▸ WORK REQUIRED
Find the line that contains "What does this"; then retype it and each line after it, exactly, through the final line of the data below.

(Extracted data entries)
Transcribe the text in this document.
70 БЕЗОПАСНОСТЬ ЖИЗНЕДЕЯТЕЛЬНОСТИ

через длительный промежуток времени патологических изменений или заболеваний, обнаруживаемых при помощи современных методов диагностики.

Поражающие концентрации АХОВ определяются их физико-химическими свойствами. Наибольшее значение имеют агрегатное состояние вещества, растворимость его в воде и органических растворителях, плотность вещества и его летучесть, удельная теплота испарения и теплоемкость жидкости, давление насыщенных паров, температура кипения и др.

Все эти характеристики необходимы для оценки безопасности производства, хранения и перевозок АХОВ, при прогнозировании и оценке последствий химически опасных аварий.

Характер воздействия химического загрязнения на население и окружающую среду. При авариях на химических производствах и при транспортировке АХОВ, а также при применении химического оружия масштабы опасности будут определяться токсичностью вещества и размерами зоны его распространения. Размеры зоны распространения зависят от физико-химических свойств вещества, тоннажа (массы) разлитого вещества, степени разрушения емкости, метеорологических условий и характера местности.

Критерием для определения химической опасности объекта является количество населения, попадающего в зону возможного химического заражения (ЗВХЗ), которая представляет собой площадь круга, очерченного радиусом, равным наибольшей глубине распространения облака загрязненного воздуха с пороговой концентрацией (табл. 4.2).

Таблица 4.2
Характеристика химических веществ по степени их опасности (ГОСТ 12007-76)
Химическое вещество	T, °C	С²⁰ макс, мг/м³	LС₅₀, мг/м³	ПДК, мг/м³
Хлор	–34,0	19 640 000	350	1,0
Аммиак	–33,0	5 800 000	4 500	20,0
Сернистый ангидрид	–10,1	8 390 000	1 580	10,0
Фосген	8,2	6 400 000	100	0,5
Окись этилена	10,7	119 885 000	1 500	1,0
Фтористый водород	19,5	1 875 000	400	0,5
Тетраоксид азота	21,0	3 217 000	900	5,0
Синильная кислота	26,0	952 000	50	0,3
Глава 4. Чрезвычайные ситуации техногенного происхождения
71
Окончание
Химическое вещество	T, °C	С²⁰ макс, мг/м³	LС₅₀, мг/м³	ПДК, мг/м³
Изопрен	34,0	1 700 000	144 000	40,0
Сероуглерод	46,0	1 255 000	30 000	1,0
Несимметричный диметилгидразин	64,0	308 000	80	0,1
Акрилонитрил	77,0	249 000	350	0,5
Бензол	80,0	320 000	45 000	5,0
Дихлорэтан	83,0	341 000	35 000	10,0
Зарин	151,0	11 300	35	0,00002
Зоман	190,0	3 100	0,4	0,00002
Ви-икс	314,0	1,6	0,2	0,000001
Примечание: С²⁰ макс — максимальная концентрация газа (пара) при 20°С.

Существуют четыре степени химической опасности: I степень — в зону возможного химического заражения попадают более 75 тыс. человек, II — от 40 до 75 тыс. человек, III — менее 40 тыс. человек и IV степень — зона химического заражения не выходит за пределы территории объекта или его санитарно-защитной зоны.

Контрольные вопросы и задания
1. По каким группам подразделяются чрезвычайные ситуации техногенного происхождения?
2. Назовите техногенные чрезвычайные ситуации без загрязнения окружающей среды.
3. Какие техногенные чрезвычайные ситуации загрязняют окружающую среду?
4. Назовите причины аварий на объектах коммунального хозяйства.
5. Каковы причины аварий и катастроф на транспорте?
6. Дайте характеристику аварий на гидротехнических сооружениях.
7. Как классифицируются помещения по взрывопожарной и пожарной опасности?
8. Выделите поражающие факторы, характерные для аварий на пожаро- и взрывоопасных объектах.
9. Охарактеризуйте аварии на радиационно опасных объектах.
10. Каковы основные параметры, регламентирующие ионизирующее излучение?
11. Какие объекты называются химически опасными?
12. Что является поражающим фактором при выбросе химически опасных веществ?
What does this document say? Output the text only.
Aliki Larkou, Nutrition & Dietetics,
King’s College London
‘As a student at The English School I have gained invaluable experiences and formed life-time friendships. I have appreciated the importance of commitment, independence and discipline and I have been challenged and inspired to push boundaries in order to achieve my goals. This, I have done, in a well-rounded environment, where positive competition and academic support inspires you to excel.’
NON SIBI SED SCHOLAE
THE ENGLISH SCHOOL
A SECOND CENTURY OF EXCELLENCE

▸ PROBLEM SOLUTION
What does this document say? Output the text only.
Aliki Larkou, Nutrition & Dietetics,
King’s College London
‘As a student at The English School I have gained invaluable experiences and formed life-time friendships. I have appreciated the importance of commitment, independence and discipline and I have been challenged and inspired to push boundaries in order to achieve my goals. This, I have done, in a well-rounded environment, where positive competition and academic support inspires you to excel.’
NON SIBI SED SCHOLAE
THE ENGLISH SCHOOL
A SECOND CENTURY OF EXCELLENCE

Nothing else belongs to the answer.